*Exercise aim*: Every record that follows must be duplicated exactly, with images left out.

*Excerpted records*:
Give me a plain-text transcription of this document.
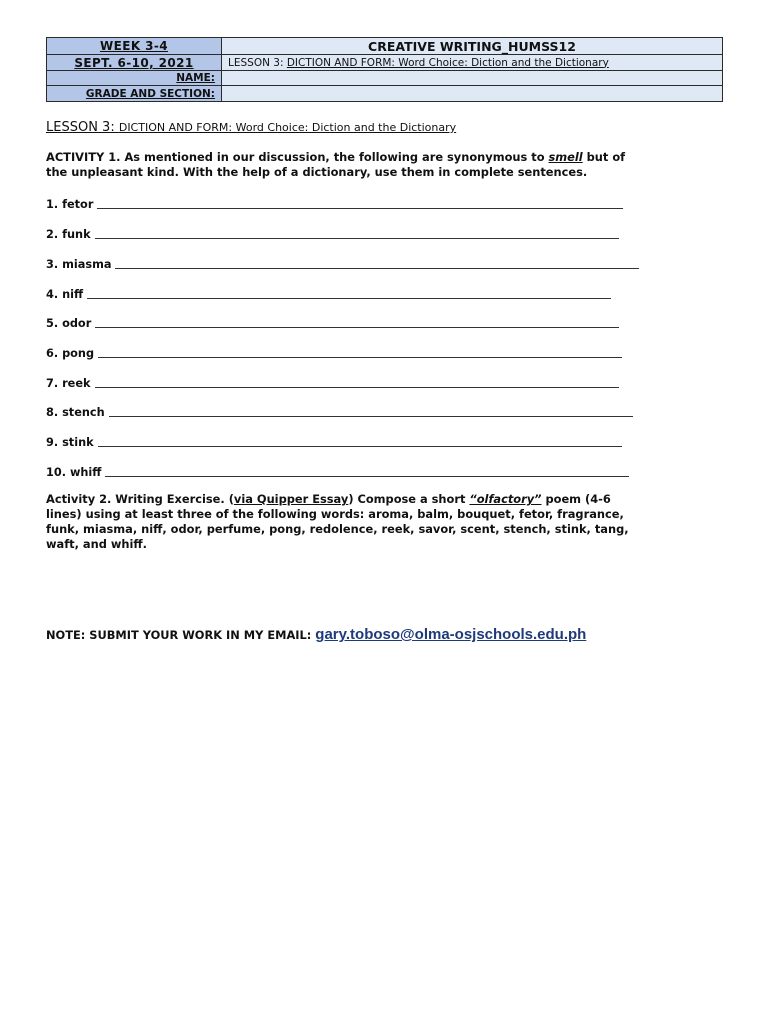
WEEK 3-4	CREATIVE WRITING_HUMSS12
SEPT. 6-10, 2021	LESSON 3: DICTION AND FORM: Word Choice: Diction and the Dictionary
NAME:	
GRADE AND SECTION:	
LESSON 3: DICTION AND FORM: Word Choice: Diction and the Dictionary
ACTIVITY 1. As mentioned in our discussion, the following are synonymous to smell but of the unpleasant kind. With the help of a dictionary, use them in complete sentences.
1. fetor
2. funk
3. miasma
4. niff
5. odor
6. pong
7. reek
8. stench
9. stink
10. whiff
Activity 2. Writing Exercise. (via Quipper Essay) Compose a short “olfactory” poem (4-6 lines) using at least three of the following words: aroma, balm, bouquet, fetor, fragrance, funk, miasma, niff, odor, perfume, pong, redolence, reek, savor, scent, stench, stink, tang, waft, and whiff.
NOTE: SUBMIT YOUR WORK IN MY EMAIL: gary.toboso@olma-osjschools.edu.ph
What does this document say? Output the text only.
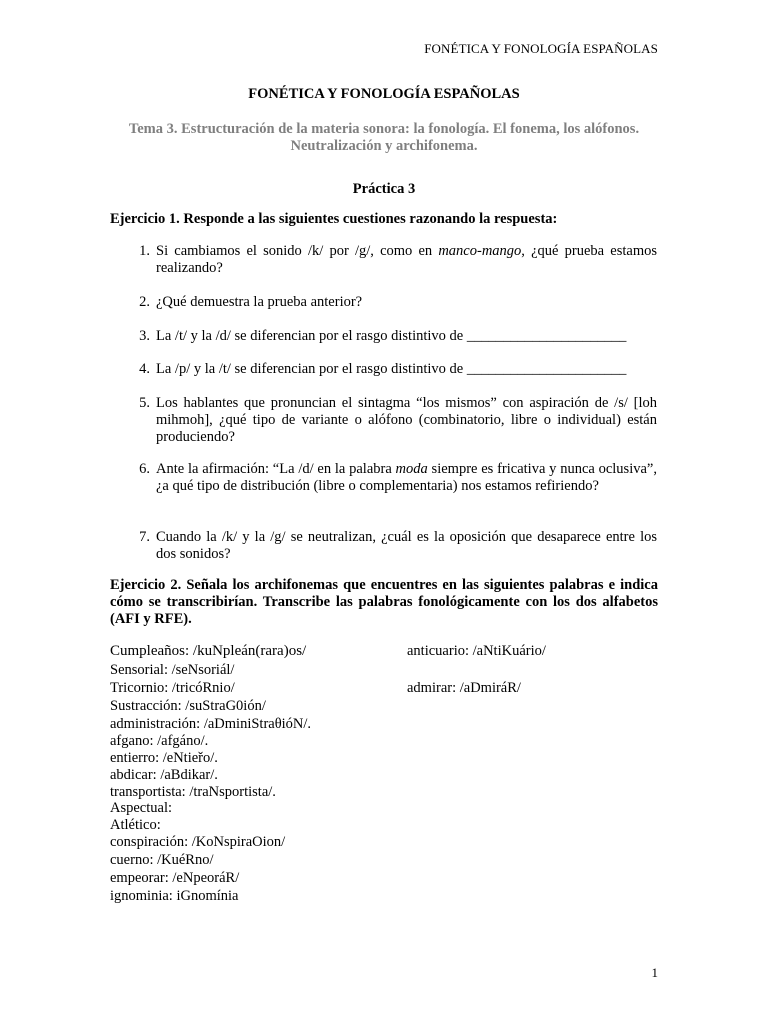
FONÉTICA Y FONOLOGÍA ESPAÑOLAS
FONÉTICA Y FONOLOGÍA ESPAÑOLAS
Tema 3. Estructuración de la materia sonora: la fonología. El fonema, los alófonos.
Neutralización y archifonema.
Práctica 3
Ejercicio 1. Responde a las siguientes cuestiones razonando la respuesta:
1. Si cambiamos el sonido /k/ por /g/, como en manco-mango, ¿qué prueba estamos realizando?
2. ¿Qué demuestra la prueba anterior?
3. La /t/ y la /d/ se diferencian por el rasgo distintivo de ______________________
4. La /p/ y la /t/ se diferencian por el rasgo distintivo de ______________________
5. Los hablantes que pronuncian el sintagma “los mismos” con aspiración de /s/ [loh mihmoh], ¿qué tipo de variante o alófono (combinatorio, libre o individual) están produciendo?
6. Ante la afirmación: “La /d/ en la palabra moda siempre es fricativa y nunca oclusiva”, ¿a qué tipo de distribución (libre o complementaria) nos estamos refiriendo?
7. Cuando la /k/ y la /g/ se neutralizan, ¿cuál es la oposición que desaparece entre los dos sonidos?
Ejercicio 2. Señala los archifonemas que encuentres en las siguientes palabras e indica cómo se transcribirían. Transcribe las palabras fonológicamente con los dos alfabetos (AFI y RFE).
Cumpleaños: /kuNpleán(rara)os/
Sensorial: /seNsoriál/
Tricornio: /tricóRnio/
Sustracción: /suStraG0ión/
administración: /aDminiStraθióN/.
afgano: /afgáno/.
entierro: /eNtieřo/.
abdicar: /aBdikar/.
transportista: /traNsportista/.
Aspectual:
Atlético:
conspiración: /KoNspiraOion/
cuerno: /KuéRno/
empeorar: /eNpeoráR/
ignominia: iGnomínia
anticuario: /aNtiKuário/
admirar: /aDmiráR/
1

*Finished task*:
Give me a plain-text transcription of this document.
WEEK 3-4	CREATIVE WRITING_HUMSS12
SEPT. 6-10, 2021	LESSON 3: DICTION AND FORM: Word Choice: Diction and the Dictionary
NAME:	
GRADE AND SECTION:	
LESSON 3: DICTION AND FORM: Word Choice: Diction and the Dictionary
ACTIVITY 1. As mentioned in our discussion, the following are synonymous to smell but of the unpleasant kind. With the help of a dictionary, use them in complete sentences.
1. fetor
2. funk
3. miasma
4. niff
5. odor
6. pong
7. reek
8. stench
9. stink
10. whiff
Activity 2. Writing Exercise. (via Quipper Essay) Compose a short “olfactory” poem (4-6 lines) using at least three of the following words: aroma, balm, bouquet, fetor, fragrance, funk, miasma, niff, odor, perfume, pong, redolence, reek, savor, scent, stench, stink, tang, waft, and whiff.
NOTE: SUBMIT YOUR WORK IN MY EMAIL: gary.toboso@olma-osjschools.edu.ph
What does this document say? Output the text only.
FONÉTICA Y FONOLOGÍA ESPAÑOLAS
FONÉTICA Y FONOLOGÍA ESPAÑOLAS
Tema 3. Estructuración de la materia sonora: la fonología. El fonema, los alófonos.
Neutralización y archifonema.
Práctica 3
Ejercicio 1. Responde a las siguientes cuestiones razonando la respuesta:
1. Si cambiamos el sonido /k/ por /g/, como en manco-mango, ¿qué prueba estamos realizando?
2. ¿Qué demuestra la prueba anterior?
3. La /t/ y la /d/ se diferencian por el rasgo distintivo de ______________________
4. La /p/ y la /t/ se diferencian por el rasgo distintivo de ______________________
5. Los hablantes que pronuncian el sintagma “los mismos” con aspiración de /s/ [loh mihmoh], ¿qué tipo de variante o alófono (combinatorio, libre o individual) están produciendo?
6. Ante la afirmación: “La /d/ en la palabra moda siempre es fricativa y nunca oclusiva”, ¿a qué tipo de distribución (libre o complementaria) nos estamos refiriendo?
7. Cuando la /k/ y la /g/ se neutralizan, ¿cuál es la oposición que desaparece entre los dos sonidos?
Ejercicio 2. Señala los archifonemas que encuentres en las siguientes palabras e indica cómo se transcribirían. Transcribe las palabras fonológicamente con los dos alfabetos (AFI y RFE).
Cumpleaños: /kuNpleán(rara)os/
Sensorial: /seNsoriál/
Tricornio: /tricóRnio/
Sustracción: /suStraG0ión/
administración: /aDminiStraθióN/.
afgano: /afgáno/.
entierro: /eNtieřo/.
abdicar: /aBdikar/.
transportista: /traNsportista/.
Aspectual:
Atlético:
conspiración: /KoNspiraOion/
cuerno: /KuéRno/
empeorar: /eNpeoráR/
ignominia: iGnomínia
anticuario: /aNtiKuário/
admirar: /aDmiráR/
1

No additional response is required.